PROBLEM REQUIREMENTS
Every entry below must appear again, exactly as written.

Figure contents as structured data
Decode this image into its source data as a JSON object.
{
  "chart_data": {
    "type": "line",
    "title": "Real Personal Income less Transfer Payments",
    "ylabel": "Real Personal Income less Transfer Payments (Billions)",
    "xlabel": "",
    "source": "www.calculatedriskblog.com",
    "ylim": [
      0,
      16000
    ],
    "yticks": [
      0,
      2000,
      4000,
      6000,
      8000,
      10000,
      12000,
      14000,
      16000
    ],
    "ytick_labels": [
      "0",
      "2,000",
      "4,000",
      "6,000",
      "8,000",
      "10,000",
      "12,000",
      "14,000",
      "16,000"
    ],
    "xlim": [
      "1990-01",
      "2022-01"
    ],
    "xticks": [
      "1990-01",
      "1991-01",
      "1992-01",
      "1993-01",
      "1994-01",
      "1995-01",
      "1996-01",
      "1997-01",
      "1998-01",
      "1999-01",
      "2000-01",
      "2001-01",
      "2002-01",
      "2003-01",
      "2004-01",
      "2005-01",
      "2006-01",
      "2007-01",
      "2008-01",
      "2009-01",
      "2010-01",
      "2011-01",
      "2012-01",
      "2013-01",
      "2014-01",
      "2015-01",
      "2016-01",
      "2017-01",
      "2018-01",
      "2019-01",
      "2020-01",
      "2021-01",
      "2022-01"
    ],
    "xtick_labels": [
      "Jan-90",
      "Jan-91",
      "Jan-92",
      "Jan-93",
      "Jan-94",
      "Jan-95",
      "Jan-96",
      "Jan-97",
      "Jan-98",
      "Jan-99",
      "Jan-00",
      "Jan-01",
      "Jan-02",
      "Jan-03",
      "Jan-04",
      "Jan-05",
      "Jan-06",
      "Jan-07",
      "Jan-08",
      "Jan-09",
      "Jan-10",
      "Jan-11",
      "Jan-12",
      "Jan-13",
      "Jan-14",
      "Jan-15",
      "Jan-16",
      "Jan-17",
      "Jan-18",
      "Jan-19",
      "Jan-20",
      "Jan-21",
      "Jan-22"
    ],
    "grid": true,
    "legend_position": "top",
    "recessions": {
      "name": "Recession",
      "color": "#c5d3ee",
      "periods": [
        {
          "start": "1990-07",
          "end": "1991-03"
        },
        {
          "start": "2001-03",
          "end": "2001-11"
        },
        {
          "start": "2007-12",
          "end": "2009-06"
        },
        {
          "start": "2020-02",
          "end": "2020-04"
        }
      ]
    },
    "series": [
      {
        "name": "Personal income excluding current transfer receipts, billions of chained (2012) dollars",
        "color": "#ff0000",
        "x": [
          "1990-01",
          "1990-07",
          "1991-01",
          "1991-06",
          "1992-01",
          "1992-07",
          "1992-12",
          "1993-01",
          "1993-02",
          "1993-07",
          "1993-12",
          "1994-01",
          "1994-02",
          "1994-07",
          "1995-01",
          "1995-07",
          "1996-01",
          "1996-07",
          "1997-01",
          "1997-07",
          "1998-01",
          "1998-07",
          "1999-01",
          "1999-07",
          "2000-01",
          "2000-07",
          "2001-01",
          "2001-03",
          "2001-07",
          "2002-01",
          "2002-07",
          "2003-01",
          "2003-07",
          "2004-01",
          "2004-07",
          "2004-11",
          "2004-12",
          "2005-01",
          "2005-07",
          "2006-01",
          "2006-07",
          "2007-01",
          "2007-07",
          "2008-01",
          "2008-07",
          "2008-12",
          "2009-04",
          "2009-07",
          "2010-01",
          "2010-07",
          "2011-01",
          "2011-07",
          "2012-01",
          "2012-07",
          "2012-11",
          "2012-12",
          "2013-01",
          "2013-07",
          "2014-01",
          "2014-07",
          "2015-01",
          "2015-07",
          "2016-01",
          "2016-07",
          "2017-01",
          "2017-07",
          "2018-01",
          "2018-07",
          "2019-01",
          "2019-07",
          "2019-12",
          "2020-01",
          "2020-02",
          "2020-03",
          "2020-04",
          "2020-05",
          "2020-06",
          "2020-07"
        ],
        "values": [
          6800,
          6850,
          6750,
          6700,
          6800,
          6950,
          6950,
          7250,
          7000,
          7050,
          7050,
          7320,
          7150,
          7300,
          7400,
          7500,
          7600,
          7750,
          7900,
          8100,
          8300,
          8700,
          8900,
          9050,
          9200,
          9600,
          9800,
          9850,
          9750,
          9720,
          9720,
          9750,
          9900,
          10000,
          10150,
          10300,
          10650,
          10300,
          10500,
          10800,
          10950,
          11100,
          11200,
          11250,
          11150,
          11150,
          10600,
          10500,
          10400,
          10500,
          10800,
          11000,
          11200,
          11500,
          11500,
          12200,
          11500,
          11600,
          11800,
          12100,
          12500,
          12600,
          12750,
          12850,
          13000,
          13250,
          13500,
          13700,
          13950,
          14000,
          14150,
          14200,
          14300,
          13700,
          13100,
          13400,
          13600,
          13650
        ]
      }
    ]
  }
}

EXERCISE RESULT
Decode this image into its source data as a JSON object.
{
  "chart_data": {
    "type": "line",
    "title": "Real Personal Income less Transfer Payments",
    "ylabel": "Real Personal Income less Transfer Payments (Billions)",
    "xlabel": "",
    "source": "www.calculatedriskblog.com",
    "ylim": [
      0,
      16000
    ],
    "yticks": [
      0,
      2000,
      4000,
      6000,
      8000,
      10000,
      12000,
      14000,
      16000
    ],
    "ytick_labels": [
      "0",
      "2,000",
      "4,000",
      "6,000",
      "8,000",
      "10,000",
      "12,000",
      "14,000",
      "16,000"
    ],
    "xlim": [
      "1990-01",
      "2022-01"
    ],
    "xticks": [
      "1990-01",
      "1991-01",
      "1992-01",
      "1993-01",
      "1994-01",
      "1995-01",
      "1996-01",
      "1997-01",
      "1998-01",
      "1999-01",
      "2000-01",
      "2001-01",
      "2002-01",
      "2003-01",
      "2004-01",
      "2005-01",
      "2006-01",
      "2007-01",
      "2008-01",
      "2009-01",
      "2010-01",
      "2011-01",
      "2012-01",
      "2013-01",
      "2014-01",
      "2015-01",
      "2016-01",
      "2017-01",
      "2018-01",
      "2019-01",
      "2020-01",
      "2021-01",
      "2022-01"
    ],
    "xtick_labels": [
      "Jan-90",
      "Jan-91",
      "Jan-92",
      "Jan-93",
      "Jan-94",
      "Jan-95",
      "Jan-96",
      "Jan-97",
      "Jan-98",
      "Jan-99",
      "Jan-00",
      "Jan-01",
      "Jan-02",
      "Jan-03",
      "Jan-04",
      "Jan-05",
      "Jan-06",
      "Jan-07",
      "Jan-08",
      "Jan-09",
      "Jan-10",
      "Jan-11",
      "Jan-12",
      "Jan-13",
      "Jan-14",
      "Jan-15",
      "Jan-16",
      "Jan-17",
      "Jan-18",
      "Jan-19",
      "Jan-20",
      "Jan-21",
      "Jan-22"
    ],
    "grid": true,
    "legend_position": "top",
    "recessions": {
      "name": "Recession",
      "color": "#c5d3ee",
      "periods": [
        {
          "start": "1990-07",
          "end": "1991-03"
        },
        {
          "start": "2001-03",
          "end": "2001-11"
        },
        {
          "start": "2007-12",
          "end": "2009-06"
        },
        {
          "start": "2020-02",
          "end": "2020-04"
        }
      ]
    },
    "series": [
      {
        "name": "Personal income excluding current transfer receipts, billions of chained (2012) dollars",
        "color": "#ff0000",
        "x": [
          "1990-01",
          "1990-07",
          "1991-01",
          "1991-06",
          "1992-01",
          "1992-07",
          "1992-12",
          "1993-01",
          "1993-02",
          "1993-07",
          "1993-12",
          "1994-01",
          "1994-02",
          "1994-07",
          "1995-01",
          "1995-07",
          "1996-01",
          "1996-07",
          "1997-01",
          "1997-07",
          "1998-01",
          "1998-07",
          "1999-01",
          "1999-07",
          "2000-01",
          "2000-07",
          "2001-01",
          "2001-03",
          "2001-07",
          "2002-01",
          "2002-07",
          "2003-01",
          "2003-07",
          "2004-01",
          "2004-07",
          "2004-11",
          "2004-12",
          "2005-01",
          "2005-07",
          "2006-01",
          "2006-07",
          "2007-01",
          "2007-07",
          "2008-01",
          "2008-07",
          "2008-12",
          "2009-04",
          "2009-07",
          "2010-01",
          "2010-07",
          "2011-01",
          "2011-07",
          "2012-01",
          "2012-07",
          "2012-11",
          "2012-12",
          "2013-01",
          "2013-07",
          "2014-01",
          "2014-07",
          "2015-01",
          "2015-07",
          "2016-01",
          "2016-07",
          "2017-01",
          "2017-07",
          "2018-01",
          "2018-07",
          "2019-01",
          "2019-07",
          "2019-12",
          "2020-01",
          "2020-02",
          "2020-03",
          "2020-04",
          "2020-05",
          "2020-06",
          "2020-07"
        ],
        "values": [
          6800,
          6850,
          6750,
          6700,
          6800,
          6950,
          6950,
          7250,
          7000,
          7050,
          7050,
          7320,
          7150,
          7300,
          7400,
          7500,
          7600,
          7750,
          7900,
          8100,
          8300,
          8700,
          8900,
          9050,
          9200,
          9600,
          9800,
          9850,
          9750,
          9720,
          9720,
          9750,
          9900,
          10000,
          10150,
          10300,
          10650,
          10300,
          10500,
          10800,
          10950,
          11100,
          11200,
          11250,
          11150,
          11150,
          10600,
          10500,
          10400,
          10500,
          10800,
          11000,
          11200,
          11500,
          11500,
          12200,
          11500,
          11600,
          11800,
          12100,
          12500,
          12600,
          12750,
          12850,
          13000,
          13250,
          13500,
          13700,
          13950,
          14000,
          14150,
          14200,
          14300,
          13700,
          13100,
          13400,
          13600,
          13650
        ]
      }
    ]
  }
}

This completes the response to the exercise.